> [BRANO ESTRATTO]
....


 Invece l'azione della grazia di Dio è in noi una vera operazione, produce nell'uomo che la asseconda un reale cambiamento, che trasforma in Cristo. E l'azione della grazia, dal santo si riverbera sugli altri: sono i “magnalia Dei”, i prodigi, i miracoli fisici e spirituali che manifestano la presenza di Dio. Guardando i Santi e le loro opere sei strappato dal naturalismo e torni a credere alla vita soprannaturale. E la vita soprannaturale è “normale” per il cristiano vero.

 Ma c'è un problema in sé più grave del protestantesimo puro: si tratta della protestantizzazione del cattolicesimo, cioè di quel cattolicesimo che pretendendo di restare cattolico, trae dal protestantesimo tutti i criteri di fondo. Un cattolicesimo così, apparentemente conserva tutti i dogmi, o meglio non li nega pur non sottolineandoli tutti, ma li reinterpreta secondo quei criteri che nei protestanti portarono alla negazione delle verità di fede rivelate. Un cattolicesimo così trasformato è modernismo.

 Il modernismo è il più maturo frutto della protestantizzazione: gli scrittori modernisti trattando di storia cristiana, hanno parlato dei santi, ma, come per i vangeli, hanno tolto dalla loro vita ogni valore storico a miracoli, visioni e fatti straordinari: in una parola hanno di fatto negato il soprannaturale; siamo nel più puro naturalismo. Tutto diventa morale e culturale, della grazia che compie miracoli nei santi nemmeno più traccia.

 Eppure si parla ancora dei santi in casa cattolica, anzi mai si sono sfornati tanti santi come in questi tempi... alcuni di essi si potrebbe dire proclamati ancora “a corpo caldo”!
 E cosa sono diventati i nuovi santi? I leader delle svolte della Chiesa, quasi a dimostrare che le scelte fatte in questi anni non sono sbagliate. Sono delle canonizzazioni tutto sommato ideologiche.

 Un tempo i santi corrispondevano sempre ad uno stesso schema: folgorati dalla grazia, erano dei convertiti che si davano ad una vita di preghiera e di penitenza, rinnegando il mondo e abbracciando la sequela di Cristo. Così vivendo operavano miracoli, come il Signore aveva già detto: “Farete cose più grandi di me”. Per questo il popolo si accorgeva di loro e si formava un seguito, il più delle volte costituito da un nuovo ordine religioso o congregazione, o dalla severa riforma di uno già esistente.

 Cambiavano i secoli della cristianità, ma la "fuga mundi", la preghiera e la penitenza non mancavano mai, semplicemente perché il cristianesimo di Cristo non cambia mai.

 Oggi no, il modernismo ha voluto un cristianesimo che si evolve seguendo il desiderio espresso dalla coscienza collettiva dei fedeli, da quello che i tempi richiedono. Non si crede più alla Rivelazione consegnata da Dio in Cristo agli uomini, Rivelazione conclusa con San Giovanni. Per i modernisti la rivelazione nasce dal profondo delle persone, dal bisogno religioso.

....

> [RECORD DEL DATASET]
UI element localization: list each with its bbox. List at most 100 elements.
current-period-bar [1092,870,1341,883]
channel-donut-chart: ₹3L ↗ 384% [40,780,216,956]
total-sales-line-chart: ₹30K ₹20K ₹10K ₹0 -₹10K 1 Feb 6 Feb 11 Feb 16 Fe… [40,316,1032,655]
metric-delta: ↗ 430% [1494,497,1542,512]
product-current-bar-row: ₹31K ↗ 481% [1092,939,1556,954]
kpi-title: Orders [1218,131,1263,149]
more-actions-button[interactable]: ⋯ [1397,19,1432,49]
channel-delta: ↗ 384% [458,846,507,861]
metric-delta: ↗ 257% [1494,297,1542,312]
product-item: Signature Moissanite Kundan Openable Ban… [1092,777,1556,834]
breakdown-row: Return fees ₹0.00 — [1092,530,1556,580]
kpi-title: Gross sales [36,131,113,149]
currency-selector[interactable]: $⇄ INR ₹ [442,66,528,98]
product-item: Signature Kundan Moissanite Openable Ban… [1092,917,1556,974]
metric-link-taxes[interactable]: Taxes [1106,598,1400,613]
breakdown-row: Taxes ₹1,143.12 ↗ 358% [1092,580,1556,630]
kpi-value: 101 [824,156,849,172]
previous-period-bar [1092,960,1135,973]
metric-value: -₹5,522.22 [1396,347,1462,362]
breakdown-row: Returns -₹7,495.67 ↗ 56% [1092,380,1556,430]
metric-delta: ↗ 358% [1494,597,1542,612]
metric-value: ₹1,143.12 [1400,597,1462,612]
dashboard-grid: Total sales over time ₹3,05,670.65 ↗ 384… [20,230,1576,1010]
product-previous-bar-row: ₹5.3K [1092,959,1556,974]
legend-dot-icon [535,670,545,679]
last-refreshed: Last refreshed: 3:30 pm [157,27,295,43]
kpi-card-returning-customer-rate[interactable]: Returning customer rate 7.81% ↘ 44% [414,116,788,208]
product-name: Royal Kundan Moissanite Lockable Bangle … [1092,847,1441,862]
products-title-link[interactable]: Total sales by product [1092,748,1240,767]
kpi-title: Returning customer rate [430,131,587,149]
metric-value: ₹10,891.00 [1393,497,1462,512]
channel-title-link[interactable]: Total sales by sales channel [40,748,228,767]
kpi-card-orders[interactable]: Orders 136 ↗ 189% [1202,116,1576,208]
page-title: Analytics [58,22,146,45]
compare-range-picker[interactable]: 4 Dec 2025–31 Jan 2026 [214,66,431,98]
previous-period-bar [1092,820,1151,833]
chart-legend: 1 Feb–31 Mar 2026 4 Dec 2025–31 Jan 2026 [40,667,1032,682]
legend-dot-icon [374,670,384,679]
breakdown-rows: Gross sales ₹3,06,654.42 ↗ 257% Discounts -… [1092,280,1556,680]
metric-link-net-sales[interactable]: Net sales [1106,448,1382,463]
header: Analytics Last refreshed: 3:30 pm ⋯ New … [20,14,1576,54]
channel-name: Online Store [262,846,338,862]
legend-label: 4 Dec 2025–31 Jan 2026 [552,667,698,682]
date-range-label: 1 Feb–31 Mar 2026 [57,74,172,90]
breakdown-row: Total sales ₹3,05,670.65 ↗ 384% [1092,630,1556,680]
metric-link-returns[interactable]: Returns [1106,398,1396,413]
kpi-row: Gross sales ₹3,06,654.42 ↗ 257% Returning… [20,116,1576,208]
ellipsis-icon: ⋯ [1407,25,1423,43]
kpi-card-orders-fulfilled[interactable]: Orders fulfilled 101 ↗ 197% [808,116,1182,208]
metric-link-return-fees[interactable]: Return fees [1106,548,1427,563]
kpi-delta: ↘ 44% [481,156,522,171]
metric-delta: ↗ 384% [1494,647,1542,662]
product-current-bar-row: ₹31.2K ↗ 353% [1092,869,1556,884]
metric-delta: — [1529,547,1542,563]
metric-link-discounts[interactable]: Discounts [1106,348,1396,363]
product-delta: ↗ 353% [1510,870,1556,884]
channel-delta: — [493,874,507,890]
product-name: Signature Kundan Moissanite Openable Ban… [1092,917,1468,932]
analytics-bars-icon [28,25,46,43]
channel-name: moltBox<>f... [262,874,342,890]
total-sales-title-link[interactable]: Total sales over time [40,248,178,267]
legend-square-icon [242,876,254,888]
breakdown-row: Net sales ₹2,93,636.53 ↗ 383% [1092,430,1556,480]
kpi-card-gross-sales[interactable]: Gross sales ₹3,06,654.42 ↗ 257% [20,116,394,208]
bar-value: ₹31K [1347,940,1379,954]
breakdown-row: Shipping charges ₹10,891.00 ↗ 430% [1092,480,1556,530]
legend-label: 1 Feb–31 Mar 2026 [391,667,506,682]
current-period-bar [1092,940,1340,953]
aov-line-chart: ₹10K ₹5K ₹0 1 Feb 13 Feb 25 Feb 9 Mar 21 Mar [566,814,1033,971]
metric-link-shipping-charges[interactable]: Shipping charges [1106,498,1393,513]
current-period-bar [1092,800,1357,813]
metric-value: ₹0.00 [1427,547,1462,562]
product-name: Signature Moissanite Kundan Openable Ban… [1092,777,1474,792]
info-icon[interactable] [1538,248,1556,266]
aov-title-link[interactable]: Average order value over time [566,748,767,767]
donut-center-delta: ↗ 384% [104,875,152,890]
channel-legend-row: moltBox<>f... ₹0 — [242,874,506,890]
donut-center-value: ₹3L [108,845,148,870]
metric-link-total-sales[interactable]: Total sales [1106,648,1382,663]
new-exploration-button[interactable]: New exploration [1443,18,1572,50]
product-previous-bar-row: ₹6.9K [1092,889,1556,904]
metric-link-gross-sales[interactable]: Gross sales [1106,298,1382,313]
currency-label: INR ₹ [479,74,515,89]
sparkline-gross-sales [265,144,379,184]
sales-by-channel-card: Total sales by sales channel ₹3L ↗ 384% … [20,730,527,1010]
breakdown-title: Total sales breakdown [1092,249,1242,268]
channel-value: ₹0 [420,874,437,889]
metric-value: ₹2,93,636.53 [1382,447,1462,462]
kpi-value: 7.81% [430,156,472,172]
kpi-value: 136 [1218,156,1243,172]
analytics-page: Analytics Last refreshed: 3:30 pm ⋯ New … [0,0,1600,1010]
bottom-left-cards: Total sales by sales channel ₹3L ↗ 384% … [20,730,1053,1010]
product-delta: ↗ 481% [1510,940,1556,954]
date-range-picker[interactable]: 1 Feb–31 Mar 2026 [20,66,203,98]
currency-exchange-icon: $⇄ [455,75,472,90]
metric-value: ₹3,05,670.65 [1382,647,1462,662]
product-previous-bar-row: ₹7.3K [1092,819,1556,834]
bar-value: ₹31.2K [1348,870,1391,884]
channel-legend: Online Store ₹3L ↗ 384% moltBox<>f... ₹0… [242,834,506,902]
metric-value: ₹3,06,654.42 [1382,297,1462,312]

....

> [DA FARE]
[a] Trascrivi alla lettera, dal brano sui santi, tutto ciò che va da «Eppure si parla» fino a «tutto sommato ideologiche.».
[b] In base al brano sui santi, spiega perché nei secoli della cristianità la «fuga mundi», la preghiera e la penitenza non mancavano mai.

> [RISULTATI PER COMPITO]
[a]
Eppure si parla ancora dei santi in casa cattolica, anzi mai si sono sfornati tanti santi come in questi tempi... alcuni di essi si potrebbe dire proclamati ancora “a corpo caldo”!
 E cosa sono diventati i nuovi santi? I leader delle svolte della Chiesa, quasi a dimostrare che le scelte fatte in questi anni non sono sbagliate. Sono delle canonizzazioni tutto sommato ideologiche.

[b] Secondo il brano, la «fuga mundi», la preghiera e la penitenza non mancavano mai semplicemente perché il cristianesimo di Cristo non cambia mai. Per questo, pur cambiando i secoli della cristianità, questi tratti restavano costanti.